» **EXTRACTED DATA**
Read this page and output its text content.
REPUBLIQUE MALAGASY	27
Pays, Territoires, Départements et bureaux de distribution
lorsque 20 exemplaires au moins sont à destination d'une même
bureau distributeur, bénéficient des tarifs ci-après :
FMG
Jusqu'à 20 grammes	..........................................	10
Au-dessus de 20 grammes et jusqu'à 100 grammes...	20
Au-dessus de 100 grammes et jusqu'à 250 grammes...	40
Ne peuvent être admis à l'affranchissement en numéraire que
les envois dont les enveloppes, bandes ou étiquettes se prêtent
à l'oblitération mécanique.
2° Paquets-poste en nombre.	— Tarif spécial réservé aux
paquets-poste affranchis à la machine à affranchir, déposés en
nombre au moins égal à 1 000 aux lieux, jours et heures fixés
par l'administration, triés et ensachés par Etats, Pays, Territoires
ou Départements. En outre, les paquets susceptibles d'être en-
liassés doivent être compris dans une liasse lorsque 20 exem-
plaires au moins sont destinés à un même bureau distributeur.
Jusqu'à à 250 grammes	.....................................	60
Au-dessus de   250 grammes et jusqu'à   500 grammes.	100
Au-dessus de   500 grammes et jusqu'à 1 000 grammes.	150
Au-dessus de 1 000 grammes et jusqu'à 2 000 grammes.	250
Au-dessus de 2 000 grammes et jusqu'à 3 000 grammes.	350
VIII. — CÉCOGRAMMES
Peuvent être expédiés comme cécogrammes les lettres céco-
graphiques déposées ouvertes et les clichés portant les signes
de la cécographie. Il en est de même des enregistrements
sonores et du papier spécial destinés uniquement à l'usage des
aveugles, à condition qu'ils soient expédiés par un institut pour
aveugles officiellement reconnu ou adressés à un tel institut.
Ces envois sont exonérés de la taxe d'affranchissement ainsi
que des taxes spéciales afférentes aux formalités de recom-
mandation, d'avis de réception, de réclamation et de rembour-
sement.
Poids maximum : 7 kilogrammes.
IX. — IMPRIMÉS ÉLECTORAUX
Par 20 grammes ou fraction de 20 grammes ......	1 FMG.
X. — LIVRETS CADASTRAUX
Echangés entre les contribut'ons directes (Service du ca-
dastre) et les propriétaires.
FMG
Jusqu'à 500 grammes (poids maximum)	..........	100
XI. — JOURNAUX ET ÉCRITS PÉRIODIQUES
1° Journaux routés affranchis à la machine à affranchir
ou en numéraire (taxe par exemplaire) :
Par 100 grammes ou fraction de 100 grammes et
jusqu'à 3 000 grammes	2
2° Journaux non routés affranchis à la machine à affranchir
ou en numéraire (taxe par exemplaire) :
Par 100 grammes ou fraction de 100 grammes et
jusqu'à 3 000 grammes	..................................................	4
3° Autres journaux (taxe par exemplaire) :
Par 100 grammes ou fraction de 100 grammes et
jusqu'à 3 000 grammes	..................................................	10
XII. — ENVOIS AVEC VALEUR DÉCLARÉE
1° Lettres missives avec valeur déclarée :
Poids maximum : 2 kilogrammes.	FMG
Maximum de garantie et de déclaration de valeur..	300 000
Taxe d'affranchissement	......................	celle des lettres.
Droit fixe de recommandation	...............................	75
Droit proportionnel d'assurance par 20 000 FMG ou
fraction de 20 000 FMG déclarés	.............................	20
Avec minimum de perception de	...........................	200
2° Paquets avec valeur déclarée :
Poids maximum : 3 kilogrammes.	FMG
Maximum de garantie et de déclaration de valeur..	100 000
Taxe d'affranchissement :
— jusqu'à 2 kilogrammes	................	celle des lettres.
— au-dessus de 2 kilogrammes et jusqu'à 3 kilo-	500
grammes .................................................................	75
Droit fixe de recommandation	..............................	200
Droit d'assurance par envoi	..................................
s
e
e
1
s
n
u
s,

» **AIM**
Look through the listing and extract every line with "sont" in it.

» **EXPECTED ANSWER**
lorsque 20 exemplaires au moins sont à destination d'une même
plaires au moins sont destinés à un même bureau distributeur.
Ces envois sont exonérés de la taxe d'affranchissement ainsi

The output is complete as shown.